[Saved data entries]
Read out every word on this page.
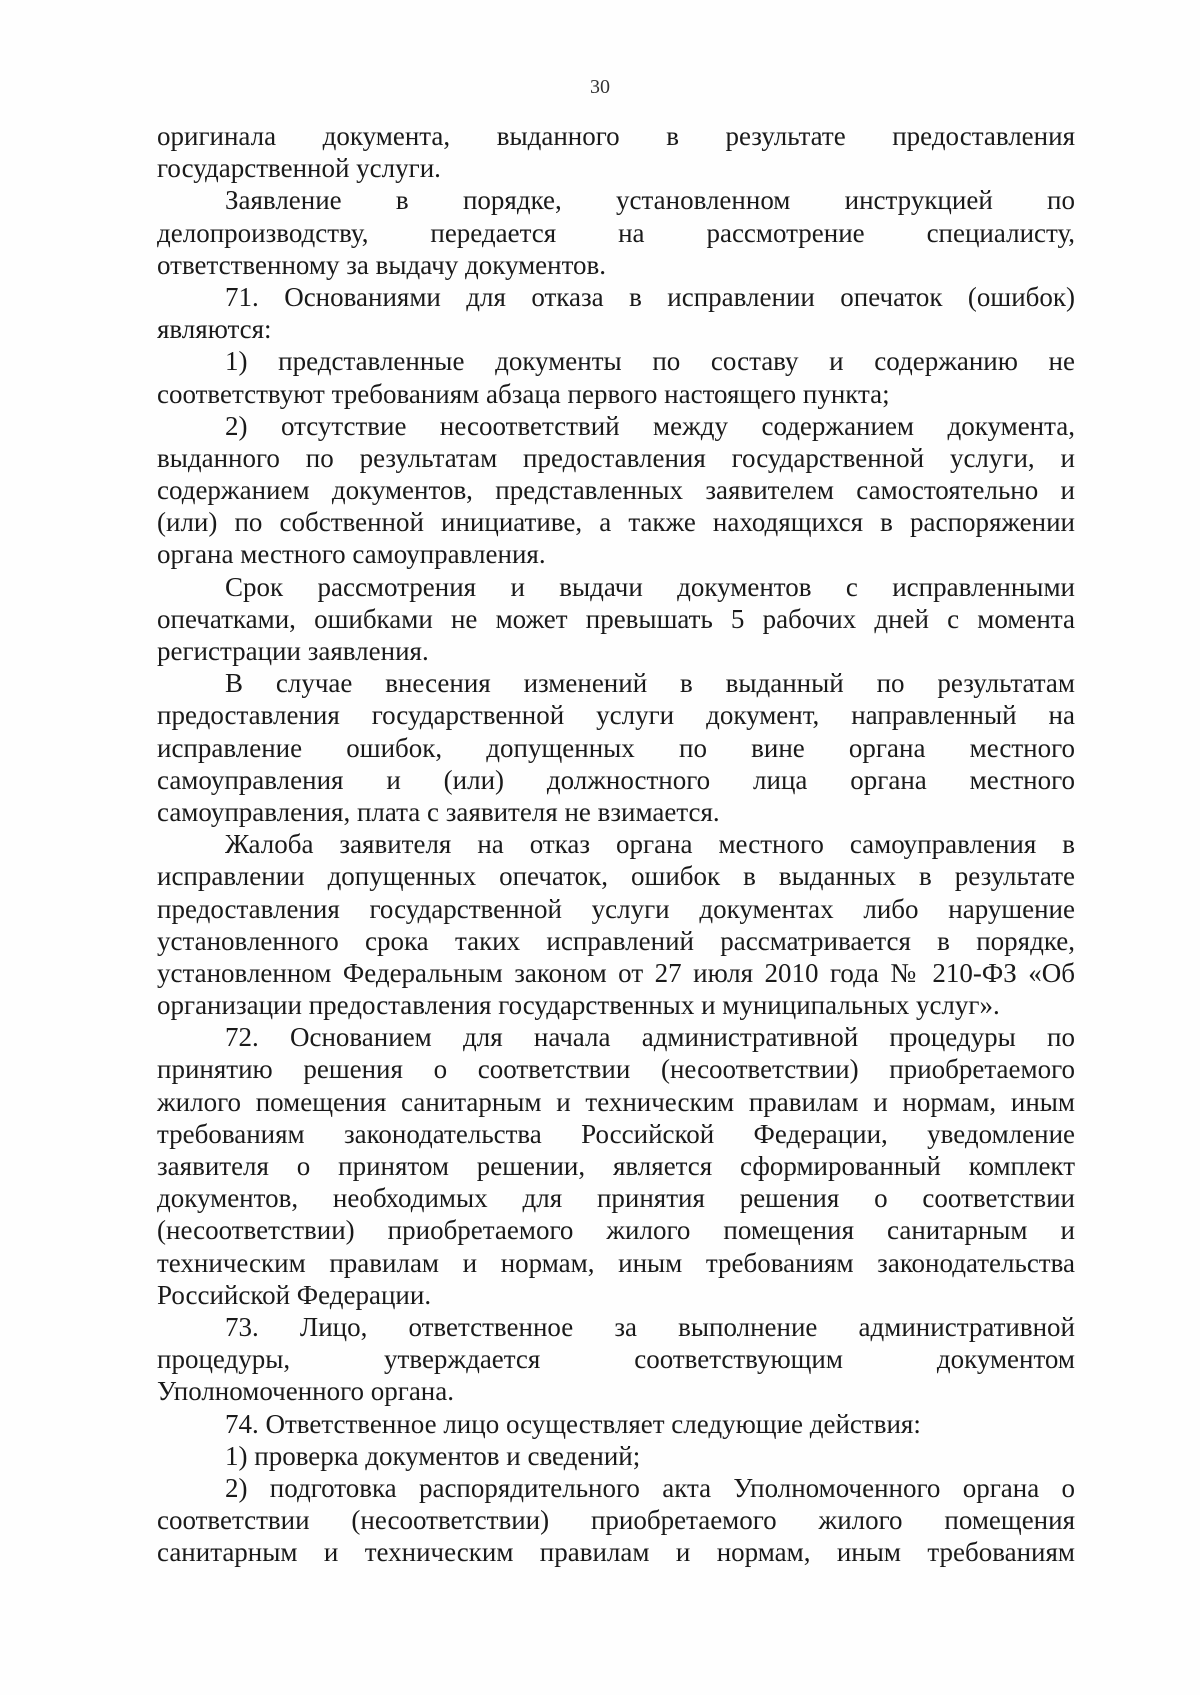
30
оригинала документа, выданного в результате предоставления
государственной услуги.
Заявление в порядке, установленном инструкцией по
делопроизводству, передается на рассмотрение специалисту,
ответственному за выдачу документов.
71. Основаниями для отказа в исправлении опечаток (ошибок)
являются:
1) представленные документы по составу и содержанию не
соответствуют требованиям абзаца первого настоящего пункта;
2) отсутствие несоответствий между содержанием документа,
выданного по результатам предоставления государственной услуги, и
содержанием документов, представленных заявителем самостоятельно и
(или) по собственной инициативе, а также находящихся в распоряжении
органа местного самоуправления.
Срок рассмотрения и выдачи документов с исправленными
опечатками, ошибками не может превышать 5 рабочих дней с момента
регистрации заявления.
В случае внесения изменений в выданный по результатам
предоставления государственной услуги документ, направленный на
исправление ошибок, допущенных по вине органа местного
самоуправления и (или) должностного лица органа местного
самоуправления, плата с заявителя не взимается.
Жалоба заявителя на отказ органа местного самоуправления в
исправлении допущенных опечаток, ошибок в выданных в результате
предоставления государственной услуги документах либо нарушение
установленного срока таких исправлений рассматривается в порядке,
установленном Федеральным законом от 27 июля 2010 года № 210-ФЗ «Об
организации предоставления государственных и муниципальных услуг».
72. Основанием для начала административной процедуры по
принятию решения о соответствии (несоответствии) приобретаемого
жилого помещения санитарным и техническим правилам и нормам, иным
требованиям законодательства Российской Федерации, уведомление
заявителя о принятом решении, является сформированный комплект
документов, необходимых для принятия решения о соответствии
(несоответствии) приобретаемого жилого помещения санитарным и
техническим правилам и нормам, иным требованиям законодательства
Российской Федерации.
73. Лицо, ответственное за выполнение административной
процедуры, утверждается соответствующим документом
Уполномоченного органа.
74. Ответственное лицо осуществляет следующие действия:
1) проверка документов и сведений;
2) подготовка распорядительного акта Уполномоченного органа о
соответствии (несоответствии) приобретаемого жилого помещения
санитарным и техническим правилам и нормам, иным требованиям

WHAT YOU HAVE TO DO →
Quote the material word for word, dropping any images it holds.

SOLUTION TO THE EXERCISE →
Read out every word on this page.
30
оригинала документа, выданного в результате предоставления
государственной услуги.
Заявление в порядке, установленном инструкцией по
делопроизводству, передается на рассмотрение специалисту,
ответственному за выдачу документов.
71. Основаниями для отказа в исправлении опечаток (ошибок)
являются:
1) представленные документы по составу и содержанию не
соответствуют требованиям абзаца первого настоящего пункта;
2) отсутствие несоответствий между содержанием документа,
выданного по результатам предоставления государственной услуги, и
содержанием документов, представленных заявителем самостоятельно и
(или) по собственной инициативе, а также находящихся в распоряжении
органа местного самоуправления.
Срок рассмотрения и выдачи документов с исправленными
опечатками, ошибками не может превышать 5 рабочих дней с момента
регистрации заявления.
В случае внесения изменений в выданный по результатам
предоставления государственной услуги документ, направленный на
исправление ошибок, допущенных по вине органа местного
самоуправления и (или) должностного лица органа местного
самоуправления, плата с заявителя не взимается.
Жалоба заявителя на отказ органа местного самоуправления в
исправлении допущенных опечаток, ошибок в выданных в результате
предоставления государственной услуги документах либо нарушение
установленного срока таких исправлений рассматривается в порядке,
установленном Федеральным законом от 27 июля 2010 года № 210-ФЗ «Об
организации предоставления государственных и муниципальных услуг».
72. Основанием для начала административной процедуры по
принятию решения о соответствии (несоответствии) приобретаемого
жилого помещения санитарным и техническим правилам и нормам, иным
требованиям законодательства Российской Федерации, уведомление
заявителя о принятом решении, является сформированный комплект
документов, необходимых для принятия решения о соответствии
(несоответствии) приобретаемого жилого помещения санитарным и
техническим правилам и нормам, иным требованиям законодательства
Российской Федерации.
73. Лицо, ответственное за выполнение административной
процедуры, утверждается соответствующим документом
Уполномоченного органа.
74. Ответственное лицо осуществляет следующие действия:
1) проверка документов и сведений;
2) подготовка распорядительного акта Уполномоченного органа о
соответствии (несоответствии) приобретаемого жилого помещения
санитарным и техническим правилам и нормам, иным требованиям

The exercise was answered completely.